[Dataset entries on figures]

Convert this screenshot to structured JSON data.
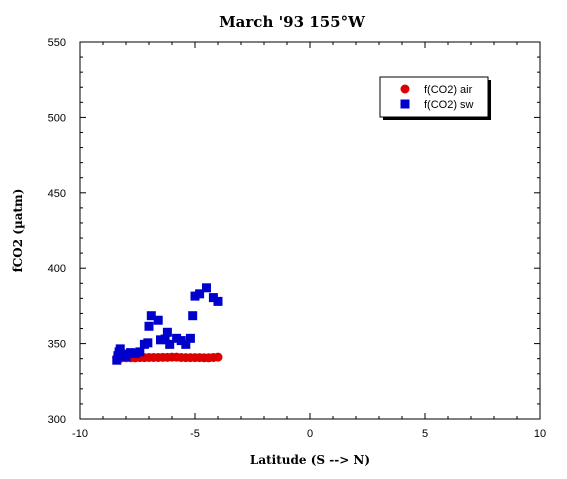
{
  "chart_data": {
    "type": "scatter",
    "title": "March '93 155°W",
    "xlabel": "Latitude (S --> N)",
    "ylabel": "fCO2 (µatm)",
    "xlim": [
      -10,
      10
    ],
    "ylim": [
      300,
      550
    ],
    "xticks": [
      -10,
      -5,
      0,
      5,
      10
    ],
    "yticks": [
      300,
      350,
      400,
      450,
      500,
      550
    ],
    "x_minor_step": 1,
    "y_minor_step": 10,
    "grid": false,
    "legend_position": "top-right",
    "series": [
      {
        "name": "f(CO2) air",
        "marker": "circle",
        "color": "#dd0000",
        "points": [
          [
            -8.4,
            340.5
          ],
          [
            -8.2,
            340.5
          ],
          [
            -8.0,
            340.6
          ],
          [
            -7.8,
            340.6
          ],
          [
            -7.6,
            340.6
          ],
          [
            -7.4,
            340.7
          ],
          [
            -7.2,
            340.7
          ],
          [
            -7.0,
            340.8
          ],
          [
            -6.8,
            340.8
          ],
          [
            -6.6,
            340.8
          ],
          [
            -6.4,
            340.9
          ],
          [
            -6.2,
            340.9
          ],
          [
            -6.0,
            341.0
          ],
          [
            -5.8,
            341.0
          ],
          [
            -5.6,
            340.8
          ],
          [
            -5.4,
            340.7
          ],
          [
            -5.2,
            340.7
          ],
          [
            -5.0,
            340.7
          ],
          [
            -4.8,
            340.7
          ],
          [
            -4.6,
            340.6
          ],
          [
            -4.4,
            340.6
          ],
          [
            -4.2,
            340.8
          ],
          [
            -4.0,
            341.0
          ]
        ]
      },
      {
        "name": "f(CO2) sw",
        "marker": "square",
        "color": "#0000cc",
        "points": [
          [
            -8.4,
            339.0
          ],
          [
            -8.35,
            342.0
          ],
          [
            -8.3,
            344.5
          ],
          [
            -8.25,
            346.5
          ],
          [
            -8.1,
            343.0
          ],
          [
            -8.0,
            341.5
          ],
          [
            -7.8,
            344.0
          ],
          [
            -7.6,
            343.5
          ],
          [
            -7.4,
            344.5
          ],
          [
            -7.2,
            349.5
          ],
          [
            -7.05,
            350.5
          ],
          [
            -7.0,
            361.5
          ],
          [
            -6.9,
            368.5
          ],
          [
            -6.6,
            365.5
          ],
          [
            -6.5,
            352.5
          ],
          [
            -6.3,
            353.0
          ],
          [
            -6.2,
            357.5
          ],
          [
            -6.1,
            349.5
          ],
          [
            -5.8,
            353.5
          ],
          [
            -5.6,
            352.0
          ],
          [
            -5.4,
            349.5
          ],
          [
            -5.2,
            353.5
          ],
          [
            -5.1,
            368.5
          ],
          [
            -5.0,
            381.5
          ],
          [
            -4.8,
            383.0
          ],
          [
            -4.5,
            387.0
          ],
          [
            -4.2,
            380.5
          ],
          [
            -4.0,
            378.0
          ]
        ]
      }
    ]
  }
}
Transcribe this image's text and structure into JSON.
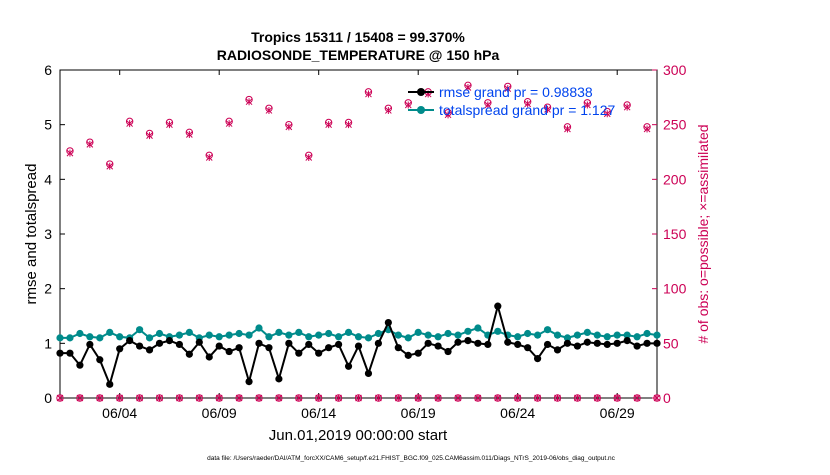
{
  "chart_data": {
    "type": "line",
    "title_line1": "Tropics 15311 / 15408 = 99.370%",
    "title_line2": "RADIOSONDE_TEMPERATURE @ 150 hPa",
    "xlabel": "Jun.01,2019 00:00:00 start",
    "ylabel_left": "rmse and totalspread",
    "ylabel_right": "# of obs: o=possible; ×=assimilated",
    "footnote": "data file: /Users/raeder/DAI/ATM_forcXX/CAM6_setup/f.e21.FHIST_BGC.f09_025.CAM6assim.011/Diags_NTrS_2019-06/obs_diag_output.nc",
    "xlim": [
      1,
      31
    ],
    "ylim_left": [
      0,
      6
    ],
    "ylim_right": [
      0,
      300
    ],
    "x_ticks": [
      4,
      9,
      14,
      19,
      24,
      29
    ],
    "x_tick_labels": [
      "06/04",
      "06/09",
      "06/14",
      "06/19",
      "06/24",
      "06/29"
    ],
    "y_left_ticks": [
      "0",
      "1",
      "2",
      "3",
      "4",
      "5",
      "6"
    ],
    "y_right_ticks": [
      "0",
      "50",
      "100",
      "150",
      "200",
      "250",
      "300"
    ],
    "legend": {
      "rmse": "rmse grand pr = 0.98838",
      "spread": "totalspread grand pr = 1.127"
    },
    "colors": {
      "rmse": "#000000",
      "spread": "#008b8b",
      "obs": "#cc0055",
      "legend_text": "#0044ee",
      "axis": "#000000"
    },
    "series": [
      {
        "name": "rmse",
        "x": [
          1.0,
          1.5,
          2.0,
          2.5,
          3.0,
          3.5,
          4.0,
          4.5,
          5.0,
          5.5,
          6.0,
          6.5,
          7.0,
          7.5,
          8.0,
          8.5,
          9.0,
          9.5,
          10.0,
          10.5,
          11.0,
          11.5,
          12.0,
          12.5,
          13.0,
          13.5,
          14.0,
          14.5,
          15.0,
          15.5,
          16.0,
          16.5,
          17.0,
          17.5,
          18.0,
          18.5,
          19.0,
          19.5,
          20.0,
          20.5,
          21.0,
          21.5,
          22.0,
          22.5,
          23.0,
          23.5,
          24.0,
          24.5,
          25.0,
          25.5,
          26.0,
          26.5,
          27.0,
          27.5,
          28.0,
          28.5,
          29.0,
          29.5,
          30.0,
          30.5,
          31.0
        ],
        "values": [
          0.82,
          0.82,
          0.6,
          0.98,
          0.7,
          0.25,
          0.9,
          1.05,
          0.95,
          0.88,
          1.0,
          1.05,
          0.98,
          0.8,
          1.02,
          0.75,
          0.95,
          0.85,
          0.92,
          0.3,
          1.0,
          0.92,
          0.35,
          1.0,
          0.82,
          0.98,
          0.82,
          0.92,
          0.98,
          0.58,
          0.95,
          0.45,
          1.0,
          1.38,
          0.92,
          0.78,
          0.82,
          1.0,
          0.95,
          0.85,
          1.02,
          1.05,
          1.0,
          0.98,
          1.68,
          1.02,
          0.98,
          0.92,
          0.72,
          0.98,
          0.88,
          1.0,
          0.95,
          1.02,
          1.0,
          0.98,
          1.0,
          1.05,
          0.95,
          1.0,
          1.0
        ]
      },
      {
        "name": "totalspread",
        "x": [
          1.0,
          1.5,
          2.0,
          2.5,
          3.0,
          3.5,
          4.0,
          4.5,
          5.0,
          5.5,
          6.0,
          6.5,
          7.0,
          7.5,
          8.0,
          8.5,
          9.0,
          9.5,
          10.0,
          10.5,
          11.0,
          11.5,
          12.0,
          12.5,
          13.0,
          13.5,
          14.0,
          14.5,
          15.0,
          15.5,
          16.0,
          16.5,
          17.0,
          17.5,
          18.0,
          18.5,
          19.0,
          19.5,
          20.0,
          20.5,
          21.0,
          21.5,
          22.0,
          22.5,
          23.0,
          23.5,
          24.0,
          24.5,
          25.0,
          25.5,
          26.0,
          26.5,
          27.0,
          27.5,
          28.0,
          28.5,
          29.0,
          29.5,
          30.0,
          30.5,
          31.0
        ],
        "values": [
          1.1,
          1.1,
          1.18,
          1.12,
          1.1,
          1.2,
          1.12,
          1.1,
          1.25,
          1.1,
          1.18,
          1.12,
          1.15,
          1.2,
          1.1,
          1.15,
          1.12,
          1.15,
          1.18,
          1.15,
          1.28,
          1.12,
          1.2,
          1.15,
          1.2,
          1.12,
          1.15,
          1.18,
          1.12,
          1.2,
          1.12,
          1.1,
          1.18,
          1.25,
          1.15,
          1.1,
          1.2,
          1.15,
          1.12,
          1.18,
          1.15,
          1.22,
          1.28,
          1.15,
          1.22,
          1.15,
          1.12,
          1.18,
          1.15,
          1.25,
          1.15,
          1.1,
          1.15,
          1.2,
          1.15,
          1.12,
          1.15,
          1.15,
          1.12,
          1.18,
          1.15
        ]
      },
      {
        "name": "obs_possible",
        "x": [
          1.0,
          1.5,
          2.0,
          2.5,
          3.0,
          3.5,
          4.0,
          4.5,
          5.0,
          5.5,
          6.0,
          6.5,
          7.0,
          7.5,
          8.0,
          8.5,
          9.0,
          9.5,
          10.0,
          10.5,
          11.0,
          11.5,
          12.0,
          12.5,
          13.0,
          13.5,
          14.0,
          14.5,
          15.0,
          15.5,
          16.0,
          16.5,
          17.0,
          17.5,
          18.0,
          18.5,
          19.0,
          19.5,
          20.0,
          20.5,
          21.0,
          21.5,
          22.0,
          22.5,
          23.0,
          23.5,
          24.0,
          24.5,
          25.0,
          25.5,
          26.0,
          26.5,
          27.0,
          27.5,
          28.0,
          28.5,
          29.0,
          29.5,
          30.0,
          30.5,
          31.0
        ],
        "values": [
          0,
          226,
          0,
          234,
          0,
          214,
          0,
          253,
          0,
          242,
          0,
          252,
          0,
          243,
          0,
          222,
          0,
          253,
          0,
          273,
          0,
          265,
          0,
          250,
          0,
          222,
          0,
          252,
          0,
          252,
          0,
          280,
          0,
          265,
          0,
          270,
          0,
          280,
          0,
          261,
          0,
          286,
          0,
          270,
          0,
          285,
          0,
          271,
          0,
          266,
          0,
          248,
          0,
          270,
          0,
          262,
          0,
          268,
          0,
          248,
          0
        ]
      },
      {
        "name": "obs_assimilated",
        "x": [
          1.0,
          1.5,
          2.0,
          2.5,
          3.0,
          3.5,
          4.0,
          4.5,
          5.0,
          5.5,
          6.0,
          6.5,
          7.0,
          7.5,
          8.0,
          8.5,
          9.0,
          9.5,
          10.0,
          10.5,
          11.0,
          11.5,
          12.0,
          12.5,
          13.0,
          13.5,
          14.0,
          14.5,
          15.0,
          15.5,
          16.0,
          16.5,
          17.0,
          17.5,
          18.0,
          18.5,
          19.0,
          19.5,
          20.0,
          20.5,
          21.0,
          21.5,
          22.0,
          22.5,
          23.0,
          23.5,
          24.0,
          24.5,
          25.0,
          25.5,
          26.0,
          26.5,
          27.0,
          27.5,
          28.0,
          28.5,
          29.0,
          29.5,
          30.0,
          30.5,
          31.0
        ],
        "values": [
          0,
          224,
          0,
          232,
          0,
          212,
          0,
          251,
          0,
          240,
          0,
          250,
          0,
          241,
          0,
          220,
          0,
          251,
          0,
          271,
          0,
          263,
          0,
          248,
          0,
          220,
          0,
          250,
          0,
          250,
          0,
          278,
          0,
          263,
          0,
          268,
          0,
          278,
          0,
          259,
          0,
          284,
          0,
          268,
          0,
          283,
          0,
          269,
          0,
          264,
          0,
          246,
          0,
          268,
          0,
          260,
          0,
          266,
          0,
          246,
          0
        ]
      }
    ]
  }
}
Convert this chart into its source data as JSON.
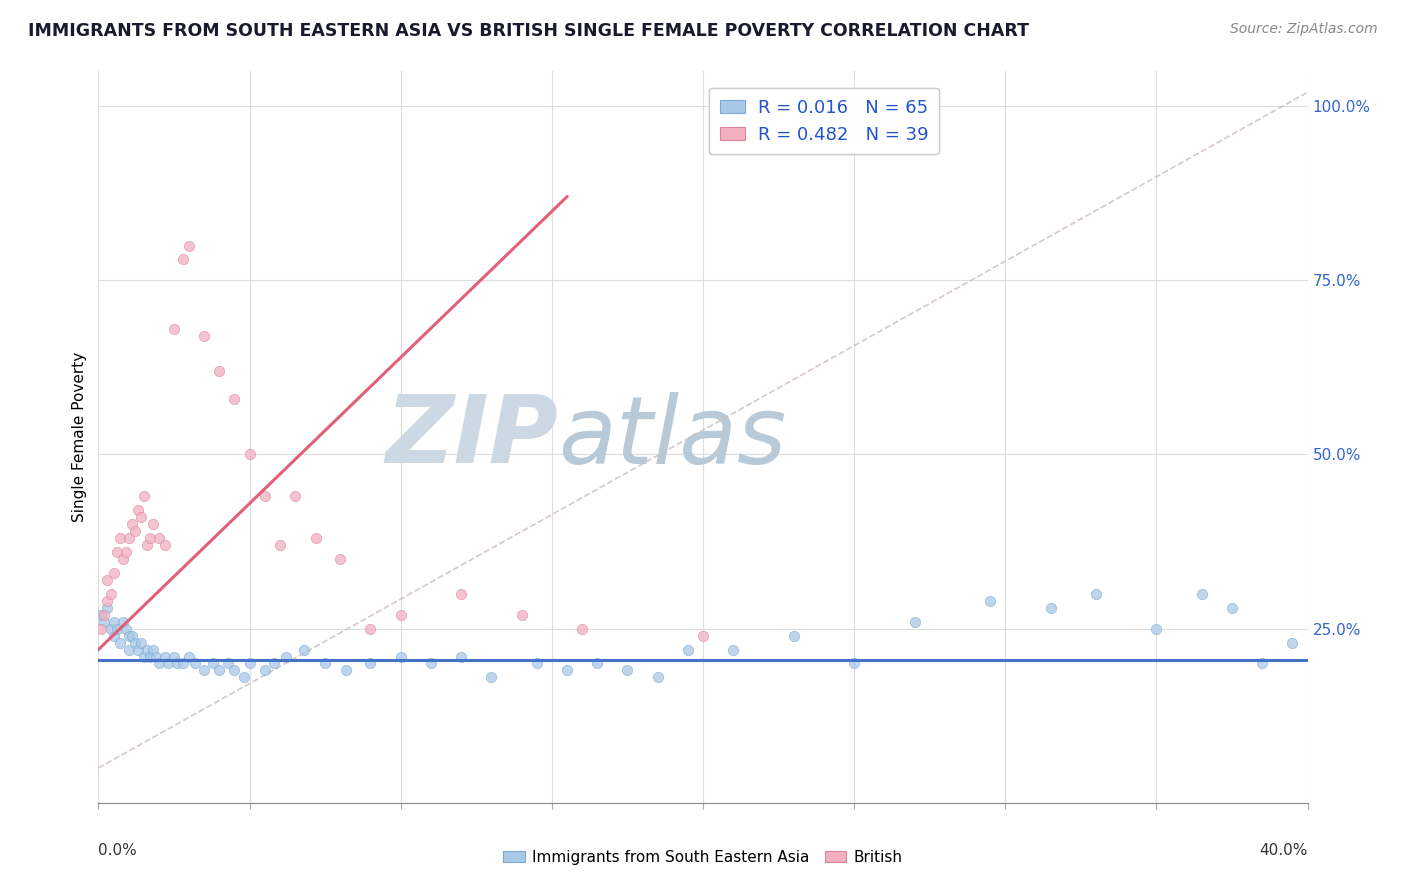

THE REQUEST
Collect from the data above every line that includes "grand".

THE ANSWER
      "rmse": "rmse grand pr = 0.98838",
      "spread": "totalspread grand pr = 1.127"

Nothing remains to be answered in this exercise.